#### Passage
European buyers routinely test products they buy, usually on a per batch basis, to ensure that products meet their quality requirements and are not adulterated or contaminated. For example, one buyer stated that “we undertake very stringent testing here”, with another buyer commenting: “we analyse in full detail… we need the best quality, and that’s why we need to do this”.

One buyer who “undertakes a lot of analysis” said that “basic analyses are microbiology, pesticides and heavy metals… but then beyond that, we test for things like glyphosate, mycotoxins or moisture content”. Explaining the process, the buyer stated that “we get multiple samples per batch and have them analysed in a lab before we even look to purchase… and when it arrives we do exactly the same process”, following which “we make a judgement call on the basis of that analysis”.

So always ensure that all products you send to your buyers meet their quality requirements and are not adulterated or contaminated. If you fail to do so, buyers will probably reject the product they ordered, you will bear the financial consequences, and your business relationship with them will probably end.

Baobab of a consistently high quality is important to European buyers, as it is key to the manufacturing of natural health products. The importance of quality in the health products sector is expected to increase in the future. To minimise variations in quality, you can also develop Standard Operating Procedures (SOPs), which include instructions on how to conduct specific activities in production.


  • Standardise, and minimise significant variations in, your product quality. Develop SOPs and train collectors and processing staff. Use incentives to ensure that they follow your specifications on harvesting and post-harvesting processes, such as a higher price for higher quality raw materials.
  • Work together with a local university or laboratory to test your baobab. They can help you determine the chemical composition of your product. You should then include this information in your product documentation.
  • Inform your buyer about any substances that you add to your product for preservation. Clearly indicate this in your product documentation. If you fail to do so, buyers may see this as adulteration.
  • Only agree to meet specific requirements of European buyers if you can actually meet them. After all, failing to do so could end your business relationship with them.
  • Make sure you have up-to-date documentation that is readily available, as buyers will use documentation to assess the quality of your product.

Quality management standards

European buyers of natural ingredients for health products increasingly use quality management standards when assessing the credibility of prospective exporters. These are in addition to the mandatory HACCP standards. Adopting quality management standards has several advantages; it gives your company credibility, as it shows your commitment to delivering high-quality products, and it boosts your image. It also helps to prove that you comply with mandatory requirements.
########
Activities ->
A – Revise the baobab text between "Baobab of a" and "quality raw materials.", inclusive, replacing "SOPs" with "operating procedures".
B – Answer these questions from the baobab text:
(i) Which three basic analyses does the buyer who "undertakes a lot of analysis" name?
(ii) What kind of added substances should you tell your buyer about and note in your product documentation?
(iii) Which mandatory standards do quality management standards come in addition to?
The material that follows has no connection to the baobab text.
#### Data shown
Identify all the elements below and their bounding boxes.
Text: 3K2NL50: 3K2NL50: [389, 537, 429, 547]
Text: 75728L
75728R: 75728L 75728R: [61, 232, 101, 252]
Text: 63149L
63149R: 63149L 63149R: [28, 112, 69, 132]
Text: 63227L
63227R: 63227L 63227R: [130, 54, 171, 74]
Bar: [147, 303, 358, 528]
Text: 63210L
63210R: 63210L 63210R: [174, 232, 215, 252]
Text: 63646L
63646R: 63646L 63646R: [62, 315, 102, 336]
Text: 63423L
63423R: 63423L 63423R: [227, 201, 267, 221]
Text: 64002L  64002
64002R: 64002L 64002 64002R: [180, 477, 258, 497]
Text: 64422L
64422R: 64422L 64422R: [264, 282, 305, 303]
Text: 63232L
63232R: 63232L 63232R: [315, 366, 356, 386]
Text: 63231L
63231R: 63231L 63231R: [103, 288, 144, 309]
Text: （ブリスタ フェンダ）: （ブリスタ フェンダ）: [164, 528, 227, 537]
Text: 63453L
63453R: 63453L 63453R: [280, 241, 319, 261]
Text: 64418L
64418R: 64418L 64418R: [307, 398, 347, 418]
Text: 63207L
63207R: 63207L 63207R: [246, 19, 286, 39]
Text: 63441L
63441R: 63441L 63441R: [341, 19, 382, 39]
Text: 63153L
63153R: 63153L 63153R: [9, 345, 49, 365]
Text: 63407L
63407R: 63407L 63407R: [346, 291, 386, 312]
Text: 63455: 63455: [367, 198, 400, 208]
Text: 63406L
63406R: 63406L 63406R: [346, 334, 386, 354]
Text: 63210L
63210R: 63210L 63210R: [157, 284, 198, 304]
########
Outputs for the tasks ->
A –
Baobab of a consistently high quality is important to European buyers, as it is key to the manufacturing of natural health products. The importance of quality in the health products sector is expected to increase in the future. To minimise variations in quality, you can also develop Standard Operating Procedures (operating procedures), which include instructions on how to conduct specific activities in production.


  • Standardise, and minimise significant variations in, your product quality. Develop operating procedures and train collectors and processing staff. Use incentives to ensure that they follow your specifications on harvesting and post-harvesting processes, such as a higher price for higher quality raw materials.

B –
(i) Microbiology, pesticides and heavy metals.
(ii) Substances added to the product for preservation.
(iii) The HACCP standards.